══ Dataset excerpts
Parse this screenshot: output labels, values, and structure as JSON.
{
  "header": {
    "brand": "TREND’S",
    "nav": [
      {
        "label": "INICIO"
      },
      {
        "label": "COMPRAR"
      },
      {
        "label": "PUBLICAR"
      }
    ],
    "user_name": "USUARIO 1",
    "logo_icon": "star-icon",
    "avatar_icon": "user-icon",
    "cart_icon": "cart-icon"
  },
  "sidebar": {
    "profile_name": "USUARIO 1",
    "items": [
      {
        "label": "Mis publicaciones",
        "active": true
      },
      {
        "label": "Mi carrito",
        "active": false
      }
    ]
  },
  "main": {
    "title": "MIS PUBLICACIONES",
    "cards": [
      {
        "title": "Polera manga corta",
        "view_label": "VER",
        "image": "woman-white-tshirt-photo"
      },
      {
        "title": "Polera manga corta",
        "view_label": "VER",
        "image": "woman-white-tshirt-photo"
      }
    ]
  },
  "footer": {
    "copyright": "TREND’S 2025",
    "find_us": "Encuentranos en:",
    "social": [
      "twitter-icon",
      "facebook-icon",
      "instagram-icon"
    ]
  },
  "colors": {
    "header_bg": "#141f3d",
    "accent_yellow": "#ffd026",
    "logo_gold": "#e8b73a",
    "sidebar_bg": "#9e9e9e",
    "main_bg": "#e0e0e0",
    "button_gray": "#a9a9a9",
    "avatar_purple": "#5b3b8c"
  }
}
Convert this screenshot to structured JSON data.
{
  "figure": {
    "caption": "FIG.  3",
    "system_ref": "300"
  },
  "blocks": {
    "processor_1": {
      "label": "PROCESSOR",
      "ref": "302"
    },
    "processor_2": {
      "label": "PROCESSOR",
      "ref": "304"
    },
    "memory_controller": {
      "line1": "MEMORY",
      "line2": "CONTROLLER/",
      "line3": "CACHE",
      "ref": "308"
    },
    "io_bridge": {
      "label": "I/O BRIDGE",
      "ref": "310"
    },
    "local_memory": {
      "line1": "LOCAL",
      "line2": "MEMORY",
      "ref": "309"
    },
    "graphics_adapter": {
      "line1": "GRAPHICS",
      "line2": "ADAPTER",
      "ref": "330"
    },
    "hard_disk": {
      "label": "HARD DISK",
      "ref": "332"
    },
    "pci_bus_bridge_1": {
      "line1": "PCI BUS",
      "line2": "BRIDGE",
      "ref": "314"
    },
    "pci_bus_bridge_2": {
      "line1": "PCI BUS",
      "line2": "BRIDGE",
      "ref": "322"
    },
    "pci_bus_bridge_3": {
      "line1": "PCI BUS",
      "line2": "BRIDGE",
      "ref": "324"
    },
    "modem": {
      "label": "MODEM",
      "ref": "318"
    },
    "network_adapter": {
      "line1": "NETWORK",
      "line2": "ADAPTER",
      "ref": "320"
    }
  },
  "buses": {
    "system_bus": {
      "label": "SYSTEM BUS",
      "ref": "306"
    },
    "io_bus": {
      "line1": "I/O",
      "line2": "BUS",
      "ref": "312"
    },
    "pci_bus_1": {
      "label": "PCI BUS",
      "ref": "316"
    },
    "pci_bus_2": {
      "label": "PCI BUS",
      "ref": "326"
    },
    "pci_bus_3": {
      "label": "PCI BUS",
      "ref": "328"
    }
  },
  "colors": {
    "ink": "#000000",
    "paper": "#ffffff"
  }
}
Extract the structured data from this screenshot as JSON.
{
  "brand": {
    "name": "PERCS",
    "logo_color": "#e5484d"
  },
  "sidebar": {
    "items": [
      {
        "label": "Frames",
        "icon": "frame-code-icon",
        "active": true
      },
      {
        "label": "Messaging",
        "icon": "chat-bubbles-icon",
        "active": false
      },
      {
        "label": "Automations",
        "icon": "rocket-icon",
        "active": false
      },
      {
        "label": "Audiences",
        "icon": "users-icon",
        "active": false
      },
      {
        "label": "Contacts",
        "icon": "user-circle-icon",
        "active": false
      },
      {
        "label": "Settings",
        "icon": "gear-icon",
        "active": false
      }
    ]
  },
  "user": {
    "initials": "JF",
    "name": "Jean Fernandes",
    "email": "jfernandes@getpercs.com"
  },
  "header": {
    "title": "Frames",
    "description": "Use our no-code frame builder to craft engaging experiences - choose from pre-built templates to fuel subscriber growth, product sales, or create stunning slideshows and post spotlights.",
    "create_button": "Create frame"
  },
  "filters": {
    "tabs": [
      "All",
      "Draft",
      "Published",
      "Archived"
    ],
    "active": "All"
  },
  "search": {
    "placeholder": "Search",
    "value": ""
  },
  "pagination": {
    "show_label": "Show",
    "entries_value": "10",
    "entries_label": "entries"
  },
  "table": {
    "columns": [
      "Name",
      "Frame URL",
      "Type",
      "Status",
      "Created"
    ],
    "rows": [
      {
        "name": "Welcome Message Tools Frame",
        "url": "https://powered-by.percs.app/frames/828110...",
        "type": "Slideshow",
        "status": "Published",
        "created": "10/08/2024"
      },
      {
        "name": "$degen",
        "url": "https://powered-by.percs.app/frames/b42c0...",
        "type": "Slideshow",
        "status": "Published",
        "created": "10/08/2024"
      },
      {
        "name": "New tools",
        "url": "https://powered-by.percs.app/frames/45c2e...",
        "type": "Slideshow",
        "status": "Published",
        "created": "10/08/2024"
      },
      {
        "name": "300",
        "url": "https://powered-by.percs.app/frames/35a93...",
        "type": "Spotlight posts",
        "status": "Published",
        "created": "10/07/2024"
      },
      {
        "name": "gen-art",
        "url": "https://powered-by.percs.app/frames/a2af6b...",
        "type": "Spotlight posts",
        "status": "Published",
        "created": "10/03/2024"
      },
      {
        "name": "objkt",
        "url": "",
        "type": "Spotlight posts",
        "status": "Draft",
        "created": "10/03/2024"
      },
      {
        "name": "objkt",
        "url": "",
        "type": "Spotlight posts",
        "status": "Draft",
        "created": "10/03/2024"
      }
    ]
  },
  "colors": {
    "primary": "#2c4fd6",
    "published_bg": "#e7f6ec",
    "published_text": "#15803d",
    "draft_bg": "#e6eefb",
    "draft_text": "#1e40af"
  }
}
════
Problem to work on:
Nothing may be left out: return each entry exactly as it reads.

Written reply:
Parse this screenshot: output labels, values, and structure as JSON.
{
  "header": {
    "brand": "TREND’S",
    "nav": [
      {
        "label": "INICIO"
      },
      {
        "label": "COMPRAR"
      },
      {
        "label": "PUBLICAR"
      }
    ],
    "user_name": "USUARIO 1",
    "logo_icon": "star-icon",
    "avatar_icon": "user-icon",
    "cart_icon": "cart-icon"
  },
  "sidebar": {
    "profile_name": "USUARIO 1",
    "items": [
      {
        "label": "Mis publicaciones",
        "active": true
      },
      {
        "label": "Mi carrito",
        "active": false
      }
    ]
  },
  "main": {
    "title": "MIS PUBLICACIONES",
    "cards": [
      {
        "title": "Polera manga corta",
        "view_label": "VER",
        "image": "woman-white-tshirt-photo"
      },
      {
        "title": "Polera manga corta",
        "view_label": "VER",
        "image": "woman-white-tshirt-photo"
      }
    ]
  },
  "footer": {
    "copyright": "TREND’S 2025",
    "find_us": "Encuentranos en:",
    "social": [
      "twitter-icon",
      "facebook-icon",
      "instagram-icon"
    ]
  },
  "colors": {
    "header_bg": "#141f3d",
    "accent_yellow": "#ffd026",
    "logo_gold": "#e8b73a",
    "sidebar_bg": "#9e9e9e",
    "main_bg": "#e0e0e0",
    "button_gray": "#a9a9a9",
    "avatar_purple": "#5b3b8c"
  }
}
Convert this screenshot to structured JSON data.
{
  "figure": {
    "caption": "FIG.  3",
    "system_ref": "300"
  },
  "blocks": {
    "processor_1": {
      "label": "PROCESSOR",
      "ref": "302"
    },
    "processor_2": {
      "label": "PROCESSOR",
      "ref": "304"
    },
    "memory_controller": {
      "line1": "MEMORY",
      "line2": "CONTROLLER/",
      "line3": "CACHE",
      "ref": "308"
    },
    "io_bridge": {
      "label": "I/O BRIDGE",
      "ref": "310"
    },
    "local_memory": {
      "line1": "LOCAL",
      "line2": "MEMORY",
      "ref": "309"
    },
    "graphics_adapter": {
      "line1": "GRAPHICS",
      "line2": "ADAPTER",
      "ref": "330"
    },
    "hard_disk": {
      "label": "HARD DISK",
      "ref": "332"
    },
    "pci_bus_bridge_1": {
      "line1": "PCI BUS",
      "line2": "BRIDGE",
      "ref": "314"
    },
    "pci_bus_bridge_2": {
      "line1": "PCI BUS",
      "line2": "BRIDGE",
      "ref": "322"
    },
    "pci_bus_bridge_3": {
      "line1": "PCI BUS",
      "line2": "BRIDGE",
      "ref": "324"
    },
    "modem": {
      "label": "MODEM",
      "ref": "318"
    },
    "network_adapter": {
      "line1": "NETWORK",
      "line2": "ADAPTER",
      "ref": "320"
    }
  },
  "buses": {
    "system_bus": {
      "label": "SYSTEM BUS",
      "ref": "306"
    },
    "io_bus": {
      "line1": "I/O",
      "line2": "BUS",
      "ref": "312"
    },
    "pci_bus_1": {
      "label": "PCI BUS",
      "ref": "316"
    },
    "pci_bus_2": {
      "label": "PCI BUS",
      "ref": "326"
    },
    "pci_bus_3": {
      "label": "PCI BUS",
      "ref": "328"
    }
  },
  "colors": {
    "ink": "#000000",
    "paper": "#ffffff"
  }
}
Extract the structured data from this screenshot as JSON.
{
  "brand": {
    "name": "PERCS",
    "logo_color": "#e5484d"
  },
  "sidebar": {
    "items": [
      {
        "label": "Frames",
        "icon": "frame-code-icon",
        "active": true
      },
      {
        "label": "Messaging",
        "icon": "chat-bubbles-icon",
        "active": false
      },
      {
        "label": "Automations",
        "icon": "rocket-icon",
        "active": false
      },
      {
        "label": "Audiences",
        "icon": "users-icon",
        "active": false
      },
      {
        "label": "Contacts",
        "icon": "user-circle-icon",
        "active": false
      },
      {
        "label": "Settings",
        "icon": "gear-icon",
        "active": false
      }
    ]
  },
  "user": {
    "initials": "JF",
    "name": "Jean Fernandes",
    "email": "jfernandes@getpercs.com"
  },
  "header": {
    "title": "Frames",
    "description": "Use our no-code frame builder to craft engaging experiences - choose from pre-built templates to fuel subscriber growth, product sales, or create stunning slideshows and post spotlights.",
    "create_button": "Create frame"
  },
  "filters": {
    "tabs": [
      "All",
      "Draft",
      "Published",
      "Archived"
    ],
    "active": "All"
  },
  "search": {
    "placeholder": "Search",
    "value": ""
  },
  "pagination": {
    "show_label": "Show",
    "entries_value": "10",
    "entries_label": "entries"
  },
  "table": {
    "columns": [
      "Name",
      "Frame URL",
      "Type",
      "Status",
      "Created"
    ],
    "rows": [
      {
        "name": "Welcome Message Tools Frame",
        "url": "https://powered-by.percs.app/frames/828110...",
        "type": "Slideshow",
        "status": "Published",
        "created": "10/08/2024"
      },
      {
        "name": "$degen",
        "url": "https://powered-by.percs.app/frames/b42c0...",
        "type": "Slideshow",
        "status": "Published",
        "created": "10/08/2024"
      },
      {
        "name": "New tools",
        "url": "https://powered-by.percs.app/frames/45c2e...",
        "type": "Slideshow",
        "status": "Published",
        "created": "10/08/2024"
      },
      {
        "name": "300",
        "url": "https://powered-by.percs.app/frames/35a93...",
        "type": "Spotlight posts",
        "status": "Published",
        "created": "10/07/2024"
      },
      {
        "name": "gen-art",
        "url": "https://powered-by.percs.app/frames/a2af6b...",
        "type": "Spotlight posts",
        "status": "Published",
        "created": "10/03/2024"
      },
      {
        "name": "objkt",
        "url": "",
        "type": "Spotlight posts",
        "status": "Draft",
        "created": "10/03/2024"
      },
      {
        "name": "objkt",
        "url": "",
        "type": "Spotlight posts",
        "status": "Draft",
        "created": "10/03/2024"
      }
    ]
  },
  "colors": {
    "primary": "#2c4fd6",
    "published_bg": "#e7f6ec",
    "published_text": "#15803d",
    "draft_bg": "#e6eefb",
    "draft_text": "#1e40af"
  }
}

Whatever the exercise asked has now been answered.